▶ **SET PROBLEM 1**: In the essay on honest accounting, translate into Spanish the sentence "Markets – whole economies – cannot exist without human beings."
▶ **SET PROBLEM 2**: Condense the paragraph of the honest accounting essay that begins "In remarks made before the NYU Center for Law and Business" into a short bulleted list of its main points.

▶ **GIVEN PASSAGE**:
----

The following is the author's contribution to a group paper submitted on December 12, 2012 for a class assignment in an accounting course. The author is currently pursuing a master of science in management degree from Cardinal Stritch University in Milwaukee.
Honest Accounting in the Best Interests of All
In remarks made before the NYU Center for Law and Business in New York on September 28, 1998, Arthur Levitt, then-chairman of the U.S. Securities and Exchange Commission, made a simple yet profound statement while discussing the long-term dangers of accounting tricks performed by companies both large and small, an observation that many seem to forget. He stated, “Our mandate and our obligations are clear. We must rededicate ourselves to a fundamental principle: markets exist through the grace of investors” (Levitt, 1998). Taking that statement from the chairman further, it can be argued that we are all investors – creators and sustainers of markets. Markets – whole economies – cannot exist without human beings. Therefore, each and every one of us is an economic actor. It is human beings that drive up the demand and value of raw materials, finished goods, and services – and vice-versa; that open bank accounts and invest in the stock and bond markets so that other individuals, as well as businesses and organizations, have the infusions of funds they need in order to go out into the world and drive innovation, make their own purchases, and ultimately create or help sustain jobs; that buy groceries, clothing, and an endless variety of consumer and dry goods at stores, which creates and sustains jobs starting at the storefront and reaching back through an infinite line of distributors, suppliers, and manufacturers; and that create entire new industries and niche markets through their hobbies, interests, and talents. Every dollar received by, and spent by, every human being, represents an investment of some kind.

----

▶ **RECORDED INFORMATION**:
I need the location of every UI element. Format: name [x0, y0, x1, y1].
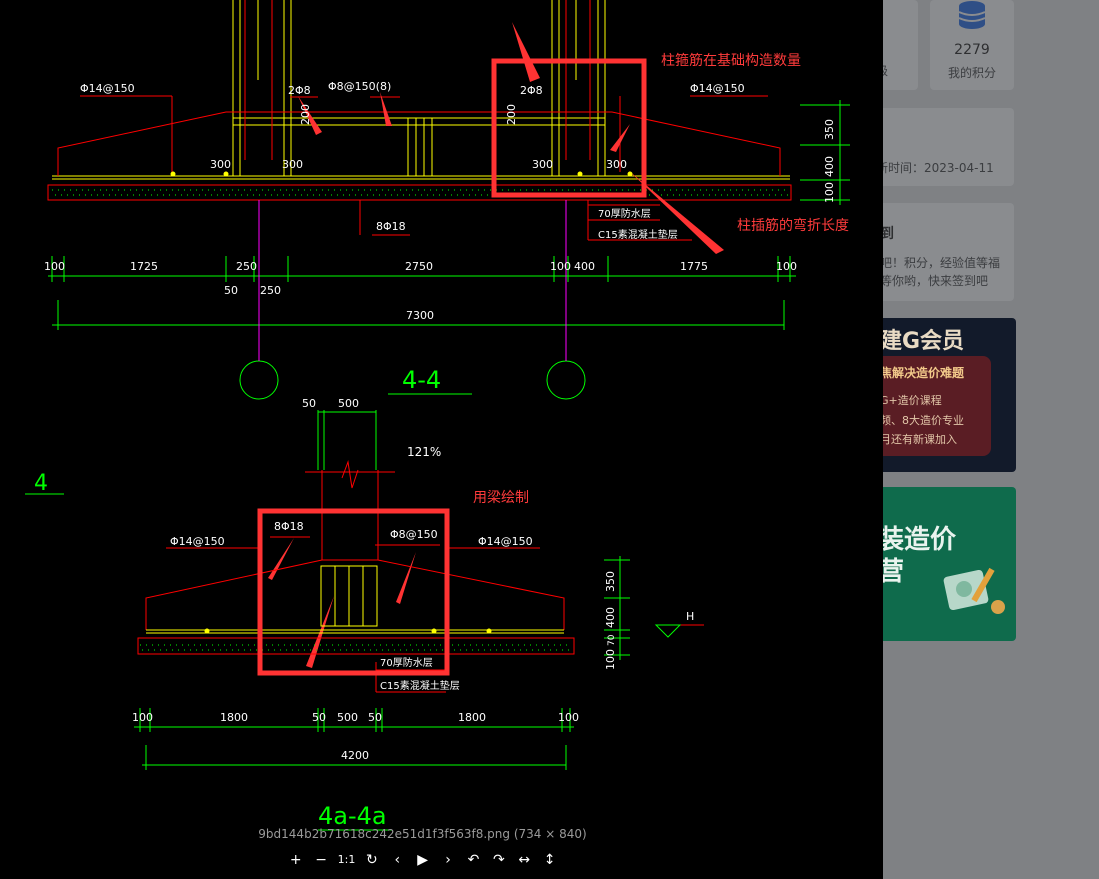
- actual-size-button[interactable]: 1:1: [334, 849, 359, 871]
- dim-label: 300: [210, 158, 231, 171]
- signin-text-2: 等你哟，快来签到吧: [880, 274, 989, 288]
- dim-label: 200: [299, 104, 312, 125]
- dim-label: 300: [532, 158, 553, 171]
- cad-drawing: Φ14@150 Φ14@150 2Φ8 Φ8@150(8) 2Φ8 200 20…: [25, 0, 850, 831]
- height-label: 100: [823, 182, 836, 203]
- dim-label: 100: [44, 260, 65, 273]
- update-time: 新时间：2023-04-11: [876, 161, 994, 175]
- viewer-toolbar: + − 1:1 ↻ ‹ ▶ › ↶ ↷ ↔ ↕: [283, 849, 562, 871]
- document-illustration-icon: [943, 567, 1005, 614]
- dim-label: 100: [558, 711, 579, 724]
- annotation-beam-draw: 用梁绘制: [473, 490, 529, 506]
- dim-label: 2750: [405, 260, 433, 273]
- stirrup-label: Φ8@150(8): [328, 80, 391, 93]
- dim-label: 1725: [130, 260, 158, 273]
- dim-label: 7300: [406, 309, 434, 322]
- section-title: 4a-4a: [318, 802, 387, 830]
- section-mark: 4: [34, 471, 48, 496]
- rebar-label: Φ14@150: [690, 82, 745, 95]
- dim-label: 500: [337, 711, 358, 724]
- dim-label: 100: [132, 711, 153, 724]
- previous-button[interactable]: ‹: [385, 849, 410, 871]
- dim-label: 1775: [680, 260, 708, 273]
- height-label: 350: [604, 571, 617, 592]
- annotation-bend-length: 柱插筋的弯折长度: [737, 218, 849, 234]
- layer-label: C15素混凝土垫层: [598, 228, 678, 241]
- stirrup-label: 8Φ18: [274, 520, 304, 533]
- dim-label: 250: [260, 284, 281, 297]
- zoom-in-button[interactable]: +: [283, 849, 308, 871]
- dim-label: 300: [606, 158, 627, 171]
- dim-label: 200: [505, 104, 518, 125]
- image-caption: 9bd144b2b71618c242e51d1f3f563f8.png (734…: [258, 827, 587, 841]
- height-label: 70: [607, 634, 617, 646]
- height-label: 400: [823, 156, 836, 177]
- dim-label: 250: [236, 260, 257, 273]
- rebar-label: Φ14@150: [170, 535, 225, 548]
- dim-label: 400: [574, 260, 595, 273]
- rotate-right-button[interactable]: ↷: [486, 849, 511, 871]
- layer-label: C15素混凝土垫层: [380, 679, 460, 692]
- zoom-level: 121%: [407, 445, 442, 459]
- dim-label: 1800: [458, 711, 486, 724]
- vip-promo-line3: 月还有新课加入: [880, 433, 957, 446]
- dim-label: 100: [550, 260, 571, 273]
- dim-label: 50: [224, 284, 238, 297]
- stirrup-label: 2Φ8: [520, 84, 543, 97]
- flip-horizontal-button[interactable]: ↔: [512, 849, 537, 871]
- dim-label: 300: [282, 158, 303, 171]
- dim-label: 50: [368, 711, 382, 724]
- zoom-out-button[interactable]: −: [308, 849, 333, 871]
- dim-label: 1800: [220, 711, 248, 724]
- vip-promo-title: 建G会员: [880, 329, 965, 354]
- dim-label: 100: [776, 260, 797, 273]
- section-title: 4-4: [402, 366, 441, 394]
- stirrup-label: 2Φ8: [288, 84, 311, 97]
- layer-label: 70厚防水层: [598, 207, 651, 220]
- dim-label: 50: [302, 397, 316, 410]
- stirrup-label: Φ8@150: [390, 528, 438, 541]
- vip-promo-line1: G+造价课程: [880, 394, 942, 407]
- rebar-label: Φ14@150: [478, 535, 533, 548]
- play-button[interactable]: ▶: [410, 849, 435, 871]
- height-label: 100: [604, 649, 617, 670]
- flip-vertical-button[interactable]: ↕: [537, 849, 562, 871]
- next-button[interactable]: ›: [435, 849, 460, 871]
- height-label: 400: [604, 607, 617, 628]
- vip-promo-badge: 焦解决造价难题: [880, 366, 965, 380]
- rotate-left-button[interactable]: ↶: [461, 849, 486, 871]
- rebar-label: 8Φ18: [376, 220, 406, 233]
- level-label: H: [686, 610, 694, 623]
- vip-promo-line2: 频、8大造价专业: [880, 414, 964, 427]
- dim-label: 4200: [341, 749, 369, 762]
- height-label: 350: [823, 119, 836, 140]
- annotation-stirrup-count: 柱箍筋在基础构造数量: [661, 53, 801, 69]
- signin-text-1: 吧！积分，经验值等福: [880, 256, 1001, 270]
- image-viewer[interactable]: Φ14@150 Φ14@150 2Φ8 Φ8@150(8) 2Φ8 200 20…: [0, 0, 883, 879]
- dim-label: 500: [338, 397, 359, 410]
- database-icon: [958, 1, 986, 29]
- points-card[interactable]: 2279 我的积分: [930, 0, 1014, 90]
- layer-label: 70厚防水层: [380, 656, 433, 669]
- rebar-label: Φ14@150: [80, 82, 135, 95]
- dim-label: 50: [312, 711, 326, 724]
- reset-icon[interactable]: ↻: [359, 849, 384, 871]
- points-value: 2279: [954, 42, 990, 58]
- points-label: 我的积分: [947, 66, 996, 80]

----

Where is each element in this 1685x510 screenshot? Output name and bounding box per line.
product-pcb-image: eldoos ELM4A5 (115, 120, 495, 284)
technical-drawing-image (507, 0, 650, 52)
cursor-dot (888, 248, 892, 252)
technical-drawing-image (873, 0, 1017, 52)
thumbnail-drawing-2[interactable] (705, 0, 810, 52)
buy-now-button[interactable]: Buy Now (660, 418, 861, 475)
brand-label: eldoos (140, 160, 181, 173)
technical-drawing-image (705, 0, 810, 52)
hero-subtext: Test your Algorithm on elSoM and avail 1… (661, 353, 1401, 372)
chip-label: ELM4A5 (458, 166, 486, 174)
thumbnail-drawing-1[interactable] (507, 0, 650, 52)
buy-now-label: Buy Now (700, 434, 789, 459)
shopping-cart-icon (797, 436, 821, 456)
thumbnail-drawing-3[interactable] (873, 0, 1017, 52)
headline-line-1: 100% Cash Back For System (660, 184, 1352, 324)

----

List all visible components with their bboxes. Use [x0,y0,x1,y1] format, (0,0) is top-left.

----

▶ **FULL RESPONSE 1**: Los mercados —economías enteras— no pueden existir sin los seres humanos.

▶ **FULL RESPONSE 2**:
- On September 28, 1998, at the NYU Center for Law and Business in New York, Arthur Levitt, then-chairman of the U.S. Securities and Exchange Commission, spoke about the long-term dangers of accounting tricks by companies large and small.
- He said that markets exist through the grace of investors.
- Extending that idea, everyone is an investor and economic actor, since markets and whole economies cannot exist without human beings.
- People drive the demand and value of raw materials, goods, and services.
- They open bank accounts and invest in stocks and bonds, funding others who innovate, make purchases, and create or sustain jobs.
- Their everyday shopping sustains jobs from the storefront back through distributors, suppliers, and manufacturers.
- Their hobbies, interests, and talents create new industries and niche markets.
- Every dollar received and spent by every person is an investment of some kind.